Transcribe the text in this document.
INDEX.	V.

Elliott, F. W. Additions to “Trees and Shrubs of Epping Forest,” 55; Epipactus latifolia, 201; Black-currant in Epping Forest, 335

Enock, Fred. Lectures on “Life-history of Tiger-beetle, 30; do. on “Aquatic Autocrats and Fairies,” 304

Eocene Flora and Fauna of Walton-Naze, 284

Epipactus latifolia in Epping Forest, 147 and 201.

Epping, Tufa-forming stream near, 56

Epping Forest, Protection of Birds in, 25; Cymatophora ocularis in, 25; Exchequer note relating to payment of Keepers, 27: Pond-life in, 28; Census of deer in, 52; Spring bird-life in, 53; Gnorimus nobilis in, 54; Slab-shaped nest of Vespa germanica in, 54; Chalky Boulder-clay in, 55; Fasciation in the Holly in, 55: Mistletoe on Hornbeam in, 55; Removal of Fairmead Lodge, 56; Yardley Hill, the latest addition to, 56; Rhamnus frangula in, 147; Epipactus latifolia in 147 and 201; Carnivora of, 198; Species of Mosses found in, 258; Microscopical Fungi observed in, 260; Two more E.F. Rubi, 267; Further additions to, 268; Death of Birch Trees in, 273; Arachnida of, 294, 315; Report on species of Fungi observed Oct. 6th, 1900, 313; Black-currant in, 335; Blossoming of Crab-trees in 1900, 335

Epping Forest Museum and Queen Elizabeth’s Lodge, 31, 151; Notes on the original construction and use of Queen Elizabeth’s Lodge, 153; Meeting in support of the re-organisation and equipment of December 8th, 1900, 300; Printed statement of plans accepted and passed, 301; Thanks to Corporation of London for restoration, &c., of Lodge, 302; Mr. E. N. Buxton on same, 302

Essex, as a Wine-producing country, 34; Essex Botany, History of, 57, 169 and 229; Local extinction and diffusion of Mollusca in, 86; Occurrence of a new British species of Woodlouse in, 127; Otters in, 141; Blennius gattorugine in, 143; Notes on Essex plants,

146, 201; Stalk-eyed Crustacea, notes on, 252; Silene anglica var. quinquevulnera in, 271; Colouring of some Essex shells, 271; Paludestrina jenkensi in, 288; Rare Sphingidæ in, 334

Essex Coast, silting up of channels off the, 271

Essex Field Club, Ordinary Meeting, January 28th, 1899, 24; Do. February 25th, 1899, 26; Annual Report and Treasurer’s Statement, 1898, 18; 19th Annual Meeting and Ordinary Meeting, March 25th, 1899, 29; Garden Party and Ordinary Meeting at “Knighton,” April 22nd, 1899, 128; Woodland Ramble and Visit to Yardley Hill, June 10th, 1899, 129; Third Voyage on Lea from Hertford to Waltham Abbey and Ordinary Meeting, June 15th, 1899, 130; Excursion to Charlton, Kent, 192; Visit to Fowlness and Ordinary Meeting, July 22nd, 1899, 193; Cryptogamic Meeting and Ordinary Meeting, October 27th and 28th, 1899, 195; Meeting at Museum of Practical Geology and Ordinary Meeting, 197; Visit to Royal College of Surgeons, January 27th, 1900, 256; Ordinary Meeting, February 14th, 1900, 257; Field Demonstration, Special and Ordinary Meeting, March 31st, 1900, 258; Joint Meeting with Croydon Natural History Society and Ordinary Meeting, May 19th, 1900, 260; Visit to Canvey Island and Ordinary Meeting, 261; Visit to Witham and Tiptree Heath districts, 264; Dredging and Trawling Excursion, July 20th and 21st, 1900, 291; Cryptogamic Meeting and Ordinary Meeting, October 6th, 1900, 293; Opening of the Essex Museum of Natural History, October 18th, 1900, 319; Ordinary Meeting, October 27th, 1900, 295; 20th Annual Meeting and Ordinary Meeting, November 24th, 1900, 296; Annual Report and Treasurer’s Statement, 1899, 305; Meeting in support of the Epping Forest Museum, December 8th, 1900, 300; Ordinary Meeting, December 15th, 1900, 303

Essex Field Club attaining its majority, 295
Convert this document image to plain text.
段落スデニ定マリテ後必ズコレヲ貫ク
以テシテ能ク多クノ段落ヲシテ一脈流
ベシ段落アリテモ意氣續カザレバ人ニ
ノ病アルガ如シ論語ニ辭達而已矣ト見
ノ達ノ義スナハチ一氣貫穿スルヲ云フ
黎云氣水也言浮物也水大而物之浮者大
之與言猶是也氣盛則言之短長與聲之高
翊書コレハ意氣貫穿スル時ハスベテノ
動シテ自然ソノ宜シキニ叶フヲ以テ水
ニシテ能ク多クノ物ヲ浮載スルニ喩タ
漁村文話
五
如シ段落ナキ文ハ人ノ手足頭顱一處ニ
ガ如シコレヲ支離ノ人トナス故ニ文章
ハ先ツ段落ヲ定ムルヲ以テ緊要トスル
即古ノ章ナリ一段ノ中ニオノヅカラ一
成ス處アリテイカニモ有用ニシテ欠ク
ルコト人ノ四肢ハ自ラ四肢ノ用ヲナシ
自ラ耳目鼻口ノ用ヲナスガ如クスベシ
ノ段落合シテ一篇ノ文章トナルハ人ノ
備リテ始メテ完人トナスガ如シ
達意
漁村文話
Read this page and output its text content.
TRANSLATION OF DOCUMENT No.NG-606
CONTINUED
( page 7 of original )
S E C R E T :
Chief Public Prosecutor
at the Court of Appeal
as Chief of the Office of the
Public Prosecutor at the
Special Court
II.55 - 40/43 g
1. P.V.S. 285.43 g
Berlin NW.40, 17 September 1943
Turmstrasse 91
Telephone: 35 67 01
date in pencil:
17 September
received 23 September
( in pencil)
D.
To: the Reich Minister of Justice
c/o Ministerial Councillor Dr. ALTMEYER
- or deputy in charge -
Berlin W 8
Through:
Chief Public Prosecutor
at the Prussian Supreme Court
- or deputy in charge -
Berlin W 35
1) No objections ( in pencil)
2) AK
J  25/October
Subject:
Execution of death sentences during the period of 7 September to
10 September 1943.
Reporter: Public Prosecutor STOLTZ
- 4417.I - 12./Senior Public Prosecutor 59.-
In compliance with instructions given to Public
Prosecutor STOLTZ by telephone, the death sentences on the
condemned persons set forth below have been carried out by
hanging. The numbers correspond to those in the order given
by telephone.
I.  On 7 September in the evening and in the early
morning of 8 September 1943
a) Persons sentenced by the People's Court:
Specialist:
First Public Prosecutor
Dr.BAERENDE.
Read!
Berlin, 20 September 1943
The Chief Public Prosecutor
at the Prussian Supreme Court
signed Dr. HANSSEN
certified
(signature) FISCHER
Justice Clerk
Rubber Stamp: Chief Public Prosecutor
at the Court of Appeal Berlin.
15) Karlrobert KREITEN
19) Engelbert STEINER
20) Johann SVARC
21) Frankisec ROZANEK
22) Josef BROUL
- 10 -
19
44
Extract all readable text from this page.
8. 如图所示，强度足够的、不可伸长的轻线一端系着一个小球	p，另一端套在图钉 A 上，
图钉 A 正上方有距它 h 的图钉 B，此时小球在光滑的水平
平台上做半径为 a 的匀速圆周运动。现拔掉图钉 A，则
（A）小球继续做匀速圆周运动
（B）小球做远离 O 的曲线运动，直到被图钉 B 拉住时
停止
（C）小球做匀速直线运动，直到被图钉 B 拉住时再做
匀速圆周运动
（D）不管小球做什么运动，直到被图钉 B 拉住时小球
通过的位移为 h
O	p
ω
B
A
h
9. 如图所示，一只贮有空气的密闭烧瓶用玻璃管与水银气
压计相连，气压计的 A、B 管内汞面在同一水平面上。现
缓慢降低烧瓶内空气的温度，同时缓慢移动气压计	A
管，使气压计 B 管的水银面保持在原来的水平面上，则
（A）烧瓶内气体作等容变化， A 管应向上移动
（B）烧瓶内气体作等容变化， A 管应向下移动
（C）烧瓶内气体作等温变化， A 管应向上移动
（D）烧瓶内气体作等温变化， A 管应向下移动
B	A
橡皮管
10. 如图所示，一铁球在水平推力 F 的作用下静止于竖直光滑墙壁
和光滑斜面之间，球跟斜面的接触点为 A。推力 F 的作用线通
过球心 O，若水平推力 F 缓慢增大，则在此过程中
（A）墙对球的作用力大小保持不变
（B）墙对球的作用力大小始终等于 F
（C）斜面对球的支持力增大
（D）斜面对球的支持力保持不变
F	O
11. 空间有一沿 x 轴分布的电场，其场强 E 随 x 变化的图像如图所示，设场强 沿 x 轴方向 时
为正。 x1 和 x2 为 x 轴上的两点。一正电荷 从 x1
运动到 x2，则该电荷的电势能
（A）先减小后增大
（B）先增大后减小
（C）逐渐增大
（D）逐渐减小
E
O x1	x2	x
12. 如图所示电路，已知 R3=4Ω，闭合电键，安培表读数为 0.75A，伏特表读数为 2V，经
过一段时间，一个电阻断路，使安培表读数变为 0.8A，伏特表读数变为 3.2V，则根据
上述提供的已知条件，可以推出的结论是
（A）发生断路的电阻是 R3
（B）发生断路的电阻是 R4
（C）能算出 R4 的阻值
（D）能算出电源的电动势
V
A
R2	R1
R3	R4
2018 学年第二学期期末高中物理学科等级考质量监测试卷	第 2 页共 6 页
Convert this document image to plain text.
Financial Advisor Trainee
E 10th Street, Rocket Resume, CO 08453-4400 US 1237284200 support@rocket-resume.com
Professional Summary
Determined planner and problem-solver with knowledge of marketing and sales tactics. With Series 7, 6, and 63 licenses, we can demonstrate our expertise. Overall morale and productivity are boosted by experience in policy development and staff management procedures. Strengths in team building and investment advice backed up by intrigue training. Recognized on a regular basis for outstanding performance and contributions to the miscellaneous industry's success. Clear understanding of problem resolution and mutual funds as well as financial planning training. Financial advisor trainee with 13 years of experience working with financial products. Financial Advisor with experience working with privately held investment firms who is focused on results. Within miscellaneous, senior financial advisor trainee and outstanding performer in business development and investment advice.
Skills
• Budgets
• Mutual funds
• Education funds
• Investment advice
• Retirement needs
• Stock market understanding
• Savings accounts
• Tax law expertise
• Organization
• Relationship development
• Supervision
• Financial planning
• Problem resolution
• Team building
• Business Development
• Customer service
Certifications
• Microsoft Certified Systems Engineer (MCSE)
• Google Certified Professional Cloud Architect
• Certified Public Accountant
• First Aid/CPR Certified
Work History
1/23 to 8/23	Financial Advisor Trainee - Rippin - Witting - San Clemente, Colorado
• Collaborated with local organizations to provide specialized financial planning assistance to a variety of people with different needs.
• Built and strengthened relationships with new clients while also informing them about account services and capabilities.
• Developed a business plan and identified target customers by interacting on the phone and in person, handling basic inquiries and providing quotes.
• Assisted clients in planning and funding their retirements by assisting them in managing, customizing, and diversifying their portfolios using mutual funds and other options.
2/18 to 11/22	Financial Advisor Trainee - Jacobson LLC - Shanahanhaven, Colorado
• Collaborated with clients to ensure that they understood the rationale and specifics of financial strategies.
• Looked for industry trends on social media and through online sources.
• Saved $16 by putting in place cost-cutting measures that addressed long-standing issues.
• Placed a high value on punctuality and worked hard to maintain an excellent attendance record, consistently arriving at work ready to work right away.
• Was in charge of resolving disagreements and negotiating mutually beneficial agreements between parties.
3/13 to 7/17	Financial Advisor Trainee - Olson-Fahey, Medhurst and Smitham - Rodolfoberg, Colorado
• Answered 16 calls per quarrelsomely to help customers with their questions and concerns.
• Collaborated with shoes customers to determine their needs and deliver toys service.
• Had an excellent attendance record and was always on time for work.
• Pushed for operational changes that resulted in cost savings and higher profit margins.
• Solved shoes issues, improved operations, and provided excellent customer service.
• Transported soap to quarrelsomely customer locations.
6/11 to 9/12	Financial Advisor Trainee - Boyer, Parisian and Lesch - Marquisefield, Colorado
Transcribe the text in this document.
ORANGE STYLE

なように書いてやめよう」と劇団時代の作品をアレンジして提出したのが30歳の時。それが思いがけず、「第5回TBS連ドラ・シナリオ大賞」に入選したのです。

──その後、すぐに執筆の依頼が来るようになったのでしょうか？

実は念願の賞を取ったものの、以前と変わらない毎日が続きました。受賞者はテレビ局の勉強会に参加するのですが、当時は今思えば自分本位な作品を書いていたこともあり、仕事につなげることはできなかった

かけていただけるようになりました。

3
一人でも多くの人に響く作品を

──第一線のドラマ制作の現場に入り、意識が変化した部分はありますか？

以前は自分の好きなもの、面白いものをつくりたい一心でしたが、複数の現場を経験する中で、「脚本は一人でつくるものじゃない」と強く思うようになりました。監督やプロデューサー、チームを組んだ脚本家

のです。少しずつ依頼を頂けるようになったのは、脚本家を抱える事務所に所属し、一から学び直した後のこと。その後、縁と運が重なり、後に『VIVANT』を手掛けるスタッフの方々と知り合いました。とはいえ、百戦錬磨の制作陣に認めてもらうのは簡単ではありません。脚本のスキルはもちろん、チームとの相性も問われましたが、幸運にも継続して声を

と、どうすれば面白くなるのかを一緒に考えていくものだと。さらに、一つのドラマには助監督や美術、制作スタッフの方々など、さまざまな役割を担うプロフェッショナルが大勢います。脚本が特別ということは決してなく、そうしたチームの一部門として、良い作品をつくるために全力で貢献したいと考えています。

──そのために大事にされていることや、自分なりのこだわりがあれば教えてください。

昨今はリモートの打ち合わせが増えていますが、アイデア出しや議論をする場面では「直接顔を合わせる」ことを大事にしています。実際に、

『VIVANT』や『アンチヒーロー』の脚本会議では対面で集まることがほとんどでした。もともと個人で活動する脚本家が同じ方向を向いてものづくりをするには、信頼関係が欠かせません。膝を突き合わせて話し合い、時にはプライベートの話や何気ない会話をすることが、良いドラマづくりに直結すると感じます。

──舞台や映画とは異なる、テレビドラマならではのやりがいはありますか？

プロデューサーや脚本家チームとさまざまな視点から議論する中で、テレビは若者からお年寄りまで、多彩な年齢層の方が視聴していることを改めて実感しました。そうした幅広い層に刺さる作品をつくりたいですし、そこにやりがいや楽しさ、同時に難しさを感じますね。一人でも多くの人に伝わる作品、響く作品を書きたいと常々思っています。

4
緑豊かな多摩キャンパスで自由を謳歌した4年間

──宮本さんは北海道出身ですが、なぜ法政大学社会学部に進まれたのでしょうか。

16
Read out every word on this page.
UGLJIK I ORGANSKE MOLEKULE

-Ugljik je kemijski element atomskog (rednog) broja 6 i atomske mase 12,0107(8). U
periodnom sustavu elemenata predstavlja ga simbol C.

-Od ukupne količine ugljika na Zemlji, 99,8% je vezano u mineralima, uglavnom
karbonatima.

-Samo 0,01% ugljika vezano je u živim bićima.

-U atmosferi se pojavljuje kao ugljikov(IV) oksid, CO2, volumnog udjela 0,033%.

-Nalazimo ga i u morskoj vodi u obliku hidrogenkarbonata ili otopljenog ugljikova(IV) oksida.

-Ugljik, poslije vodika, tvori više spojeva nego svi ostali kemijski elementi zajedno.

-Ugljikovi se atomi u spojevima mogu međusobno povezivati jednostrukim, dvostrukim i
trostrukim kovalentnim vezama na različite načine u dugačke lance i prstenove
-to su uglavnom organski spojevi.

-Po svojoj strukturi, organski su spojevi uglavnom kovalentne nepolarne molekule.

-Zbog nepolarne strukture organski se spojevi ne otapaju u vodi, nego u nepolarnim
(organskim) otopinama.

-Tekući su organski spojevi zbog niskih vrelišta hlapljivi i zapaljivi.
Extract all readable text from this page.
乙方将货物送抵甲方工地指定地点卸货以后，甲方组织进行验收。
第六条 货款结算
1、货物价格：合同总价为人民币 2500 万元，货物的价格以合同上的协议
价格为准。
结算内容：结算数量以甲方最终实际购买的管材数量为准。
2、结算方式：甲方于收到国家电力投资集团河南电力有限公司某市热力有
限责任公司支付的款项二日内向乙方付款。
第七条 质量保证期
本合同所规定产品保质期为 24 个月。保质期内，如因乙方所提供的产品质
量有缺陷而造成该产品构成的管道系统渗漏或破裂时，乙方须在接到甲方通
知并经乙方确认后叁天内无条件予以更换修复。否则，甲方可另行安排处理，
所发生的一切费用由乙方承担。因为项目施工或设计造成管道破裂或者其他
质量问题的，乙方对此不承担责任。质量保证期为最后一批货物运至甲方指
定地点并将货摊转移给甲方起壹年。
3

____

Required task.
Collect each line containing the string "page".

Task output.
Read this page and output its text content.
( page 7 of original )
Extract all readable text from this page.
Read out every word on this page.
Extract all readable text from this page.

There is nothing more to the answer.